# Task directions
From the neonatal fluid guidance below, recast the paragraph beginning "If extra potassium is needed" as a brief bulleted list that keeps its main facts.

# Provided text
== == ==

Added electrolytes not needed in the first few days. Minimise sodium intake until after diuresis. Use 0.45% saline (with 1 unit heparin/ml) in arterial lines, at rate of 0.5 - 1ml/hour.
If extra potassium is needed then change to stock bag 10% glucose/0.18% sodium chloride/0.15% potassium chloride at the same infusion rate. A separate potassium infusion can also be considered if hypokalaemia is severe or not responding to initial change in infusion fluid.
Monitoring
- Review after first 4 - 6 hours and then 8 hourly in sick, preterm infants.
Weight
- Weight is the best measure of fluid balance but is impractical in the sick preterm baby. In the first week babies should lose around 2-3% of birthweight/day.
Urine
- Measure fluid intake and urine output
Plasma
Electrolytes |
8 hourly in the first 3 days of sick baby. Daily in all others during first week of life. Can be blood gases if in normal range. |
Urea |
Daily - reflects catabolism rather than renal function. Often high. |
Creatinine |
Daily - upper limit normal 130 micromoles/litre. Falls to around 60 micromoles/litre over first week |
The basic prescription of fluid volumes may be changed if:
In the first week of life
Increase fluid intake by one step
- High plasma sodium > 145 mmol/l. Check also that sodium intake not inadvertently high (eg from intravenous flushes using 0.9% saline).

== == ==

# Records shown
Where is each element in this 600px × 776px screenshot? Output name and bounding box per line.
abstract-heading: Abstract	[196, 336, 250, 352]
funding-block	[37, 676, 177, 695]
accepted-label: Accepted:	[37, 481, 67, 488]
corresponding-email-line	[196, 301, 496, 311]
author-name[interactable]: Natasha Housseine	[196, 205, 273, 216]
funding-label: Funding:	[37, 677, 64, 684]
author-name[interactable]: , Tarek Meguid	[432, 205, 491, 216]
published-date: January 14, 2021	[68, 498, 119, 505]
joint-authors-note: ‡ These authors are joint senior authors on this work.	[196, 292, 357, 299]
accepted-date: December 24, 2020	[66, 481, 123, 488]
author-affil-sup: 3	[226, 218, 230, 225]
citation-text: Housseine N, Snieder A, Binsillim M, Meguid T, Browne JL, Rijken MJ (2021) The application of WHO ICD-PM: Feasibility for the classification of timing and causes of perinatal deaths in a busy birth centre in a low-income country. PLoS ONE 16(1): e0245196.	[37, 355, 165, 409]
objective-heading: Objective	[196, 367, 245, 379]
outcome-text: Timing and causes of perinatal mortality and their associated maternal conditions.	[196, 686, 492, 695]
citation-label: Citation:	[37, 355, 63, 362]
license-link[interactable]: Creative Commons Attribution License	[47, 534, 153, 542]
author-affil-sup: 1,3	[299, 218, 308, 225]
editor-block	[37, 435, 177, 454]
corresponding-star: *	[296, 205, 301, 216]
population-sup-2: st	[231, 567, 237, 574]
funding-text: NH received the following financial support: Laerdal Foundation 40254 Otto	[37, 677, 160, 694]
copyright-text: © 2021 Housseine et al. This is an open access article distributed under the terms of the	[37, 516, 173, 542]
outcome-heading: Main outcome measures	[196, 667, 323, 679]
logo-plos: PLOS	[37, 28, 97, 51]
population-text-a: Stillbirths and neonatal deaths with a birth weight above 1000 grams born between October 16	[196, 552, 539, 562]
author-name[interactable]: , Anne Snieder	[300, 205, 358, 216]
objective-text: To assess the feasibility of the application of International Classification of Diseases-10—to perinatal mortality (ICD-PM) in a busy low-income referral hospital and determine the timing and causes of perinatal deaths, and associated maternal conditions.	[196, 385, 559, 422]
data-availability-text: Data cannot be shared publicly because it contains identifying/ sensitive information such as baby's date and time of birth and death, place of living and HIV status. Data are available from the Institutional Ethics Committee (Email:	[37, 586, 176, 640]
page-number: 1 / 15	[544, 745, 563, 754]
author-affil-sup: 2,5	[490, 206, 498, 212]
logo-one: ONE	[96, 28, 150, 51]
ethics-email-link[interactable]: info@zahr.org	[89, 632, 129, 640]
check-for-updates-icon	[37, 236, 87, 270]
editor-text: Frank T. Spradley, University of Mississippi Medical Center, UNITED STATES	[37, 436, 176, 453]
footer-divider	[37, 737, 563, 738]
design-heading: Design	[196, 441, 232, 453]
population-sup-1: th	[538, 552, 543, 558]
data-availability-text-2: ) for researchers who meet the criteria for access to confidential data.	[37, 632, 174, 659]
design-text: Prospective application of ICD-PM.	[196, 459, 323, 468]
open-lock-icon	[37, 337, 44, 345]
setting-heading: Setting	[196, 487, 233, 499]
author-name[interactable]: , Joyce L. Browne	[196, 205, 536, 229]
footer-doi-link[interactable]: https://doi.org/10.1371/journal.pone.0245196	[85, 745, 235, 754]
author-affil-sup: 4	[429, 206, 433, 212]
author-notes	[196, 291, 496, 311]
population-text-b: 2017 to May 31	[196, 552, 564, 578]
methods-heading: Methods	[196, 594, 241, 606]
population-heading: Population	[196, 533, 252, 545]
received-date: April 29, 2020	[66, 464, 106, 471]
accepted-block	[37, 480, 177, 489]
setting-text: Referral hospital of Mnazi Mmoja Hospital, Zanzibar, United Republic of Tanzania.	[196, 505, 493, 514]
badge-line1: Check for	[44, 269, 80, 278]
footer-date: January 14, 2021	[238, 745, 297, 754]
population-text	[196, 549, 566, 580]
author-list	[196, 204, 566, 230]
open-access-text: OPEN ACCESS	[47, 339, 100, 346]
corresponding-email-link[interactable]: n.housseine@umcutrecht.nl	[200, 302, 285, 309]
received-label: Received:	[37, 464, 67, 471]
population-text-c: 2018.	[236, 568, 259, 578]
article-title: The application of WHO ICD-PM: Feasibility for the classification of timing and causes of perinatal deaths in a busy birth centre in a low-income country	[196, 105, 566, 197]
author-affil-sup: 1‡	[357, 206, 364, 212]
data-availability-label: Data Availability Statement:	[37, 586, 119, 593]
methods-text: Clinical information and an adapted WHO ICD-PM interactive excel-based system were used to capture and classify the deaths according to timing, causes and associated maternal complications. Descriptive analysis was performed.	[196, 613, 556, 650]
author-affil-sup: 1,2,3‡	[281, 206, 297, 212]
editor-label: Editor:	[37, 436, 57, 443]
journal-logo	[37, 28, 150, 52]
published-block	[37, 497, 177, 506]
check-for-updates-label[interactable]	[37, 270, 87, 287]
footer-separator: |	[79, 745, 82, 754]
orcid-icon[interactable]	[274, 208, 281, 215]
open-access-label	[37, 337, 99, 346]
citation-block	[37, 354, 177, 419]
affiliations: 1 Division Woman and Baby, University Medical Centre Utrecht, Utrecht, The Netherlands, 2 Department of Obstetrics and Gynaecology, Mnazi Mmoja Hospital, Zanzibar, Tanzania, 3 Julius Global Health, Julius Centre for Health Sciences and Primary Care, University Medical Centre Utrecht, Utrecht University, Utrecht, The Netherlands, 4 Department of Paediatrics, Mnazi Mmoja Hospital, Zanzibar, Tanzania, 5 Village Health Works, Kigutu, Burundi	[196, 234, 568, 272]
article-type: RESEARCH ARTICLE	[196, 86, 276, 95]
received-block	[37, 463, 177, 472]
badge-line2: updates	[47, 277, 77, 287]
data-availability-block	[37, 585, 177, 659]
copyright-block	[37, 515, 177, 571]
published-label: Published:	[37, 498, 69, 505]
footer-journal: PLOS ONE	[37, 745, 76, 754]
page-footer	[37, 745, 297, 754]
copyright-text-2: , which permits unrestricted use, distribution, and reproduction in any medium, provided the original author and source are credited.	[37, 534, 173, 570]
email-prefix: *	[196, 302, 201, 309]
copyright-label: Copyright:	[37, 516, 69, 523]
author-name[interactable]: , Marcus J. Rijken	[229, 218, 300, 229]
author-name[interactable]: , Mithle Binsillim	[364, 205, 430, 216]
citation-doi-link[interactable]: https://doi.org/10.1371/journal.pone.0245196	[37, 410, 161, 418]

== == ==

# Exercise solution
- When extra potassium is needed, switch to the stock bag of 10% glucose/0.18% sodium chloride/0.15% potassium chloride at the same infusion rate.
- Consider a separate potassium infusion if hypokalaemia is severe or does not respond to the initial change in infusion fluid.